• _Problem description_
Transcribe each line exactly.

━━━

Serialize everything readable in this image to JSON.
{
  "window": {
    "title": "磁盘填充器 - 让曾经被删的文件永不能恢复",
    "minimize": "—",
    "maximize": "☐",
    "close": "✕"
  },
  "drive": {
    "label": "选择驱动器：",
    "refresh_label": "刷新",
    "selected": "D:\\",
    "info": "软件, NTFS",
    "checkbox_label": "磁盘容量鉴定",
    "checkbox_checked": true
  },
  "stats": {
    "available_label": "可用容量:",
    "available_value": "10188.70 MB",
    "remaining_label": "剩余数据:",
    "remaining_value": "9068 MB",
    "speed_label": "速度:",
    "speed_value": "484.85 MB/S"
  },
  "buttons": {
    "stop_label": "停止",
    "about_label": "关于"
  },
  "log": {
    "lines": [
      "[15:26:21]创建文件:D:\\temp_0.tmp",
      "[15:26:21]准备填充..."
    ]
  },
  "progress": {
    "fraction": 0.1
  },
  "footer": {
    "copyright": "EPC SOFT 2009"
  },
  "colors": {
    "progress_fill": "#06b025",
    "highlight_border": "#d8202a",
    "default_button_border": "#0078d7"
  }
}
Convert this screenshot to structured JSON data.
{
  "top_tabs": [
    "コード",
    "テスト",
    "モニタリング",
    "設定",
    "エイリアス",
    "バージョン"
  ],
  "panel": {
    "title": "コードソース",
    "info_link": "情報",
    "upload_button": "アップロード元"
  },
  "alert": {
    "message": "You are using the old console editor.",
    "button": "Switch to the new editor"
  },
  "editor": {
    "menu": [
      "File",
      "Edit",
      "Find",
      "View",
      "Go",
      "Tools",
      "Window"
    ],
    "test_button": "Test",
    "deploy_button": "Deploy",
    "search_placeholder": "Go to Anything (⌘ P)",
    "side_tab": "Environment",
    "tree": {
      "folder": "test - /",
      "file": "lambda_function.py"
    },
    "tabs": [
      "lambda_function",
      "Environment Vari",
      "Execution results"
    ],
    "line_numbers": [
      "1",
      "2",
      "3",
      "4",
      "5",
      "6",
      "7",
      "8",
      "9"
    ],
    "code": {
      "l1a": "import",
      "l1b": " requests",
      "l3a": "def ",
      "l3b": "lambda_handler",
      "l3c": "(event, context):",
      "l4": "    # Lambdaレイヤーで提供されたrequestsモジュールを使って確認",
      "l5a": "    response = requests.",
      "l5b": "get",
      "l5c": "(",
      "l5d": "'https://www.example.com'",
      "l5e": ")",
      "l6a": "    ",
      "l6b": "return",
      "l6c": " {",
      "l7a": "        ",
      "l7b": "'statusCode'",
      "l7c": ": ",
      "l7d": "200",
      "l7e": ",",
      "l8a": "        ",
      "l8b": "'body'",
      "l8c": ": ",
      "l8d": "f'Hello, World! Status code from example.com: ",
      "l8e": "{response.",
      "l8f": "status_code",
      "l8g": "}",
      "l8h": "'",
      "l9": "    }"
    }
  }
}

━━━

• _Answer in full_
Serialize everything readable in this image to JSON.
{
  "window": {
    "title": "磁盘填充器 - 让曾经被删的文件永不能恢复",
    "minimize": "—",
    "maximize": "☐",
    "close": "✕"
  },
  "drive": {
    "label": "选择驱动器：",
    "refresh_label": "刷新",
    "selected": "D:\\",
    "info": "软件, NTFS",
    "checkbox_label": "磁盘容量鉴定",
    "checkbox_checked": true
  },
  "stats": {
    "available_label": "可用容量:",
    "available_value": "10188.70 MB",
    "remaining_label": "剩余数据:",
    "remaining_value": "9068 MB",
    "speed_label": "速度:",
    "speed_value": "484.85 MB/S"
  },
  "buttons": {
    "stop_label": "停止",
    "about_label": "关于"
  },
  "log": {
    "lines": [
      "[15:26:21]创建文件:D:\\temp_0.tmp",
      "[15:26:21]准备填充..."
    ]
  },
  "progress": {
    "fraction": 0.1
  },
  "footer": {
    "copyright": "EPC SOFT 2009"
  },
  "colors": {
    "progress_fill": "#06b025",
    "highlight_border": "#d8202a",
    "default_button_border": "#0078d7"
  }
}
Convert this screenshot to structured JSON data.
{
  "top_tabs": [
    "コード",
    "テスト",
    "モニタリング",
    "設定",
    "エイリアス",
    "バージョン"
  ],
  "panel": {
    "title": "コードソース",
    "info_link": "情報",
    "upload_button": "アップロード元"
  },
  "alert": {
    "message": "You are using the old console editor.",
    "button": "Switch to the new editor"
  },
  "editor": {
    "menu": [
      "File",
      "Edit",
      "Find",
      "View",
      "Go",
      "Tools",
      "Window"
    ],
    "test_button": "Test",
    "deploy_button": "Deploy",
    "search_placeholder": "Go to Anything (⌘ P)",
    "side_tab": "Environment",
    "tree": {
      "folder": "test - /",
      "file": "lambda_function.py"
    },
    "tabs": [
      "lambda_function",
      "Environment Vari",
      "Execution results"
    ],
    "line_numbers": [
      "1",
      "2",
      "3",
      "4",
      "5",
      "6",
      "7",
      "8",
      "9"
    ],
    "code": {
      "l1a": "import",
      "l1b": " requests",
      "l3a": "def ",
      "l3b": "lambda_handler",
      "l3c": "(event, context):",
      "l4": "    # Lambdaレイヤーで提供されたrequestsモジュールを使って確認",
      "l5a": "    response = requests.",
      "l5b": "get",
      "l5c": "(",
      "l5d": "'https://www.example.com'",
      "l5e": ")",
      "l6a": "    ",
      "l6b": "return",
      "l6c": " {",
      "l7a": "        ",
      "l7b": "'statusCode'",
      "l7c": ": ",
      "l7d": "200",
      "l7e": ",",
      "l8a": "        ",
      "l8b": "'body'",
      "l8c": ": ",
      "l8d": "f'Hello, World! Status code from example.com: ",
      "l8e": "{response.",
      "l8f": "status_code",
      "l8g": "}",
      "l8h": "'",
      "l9": "    }"
    }
  }
}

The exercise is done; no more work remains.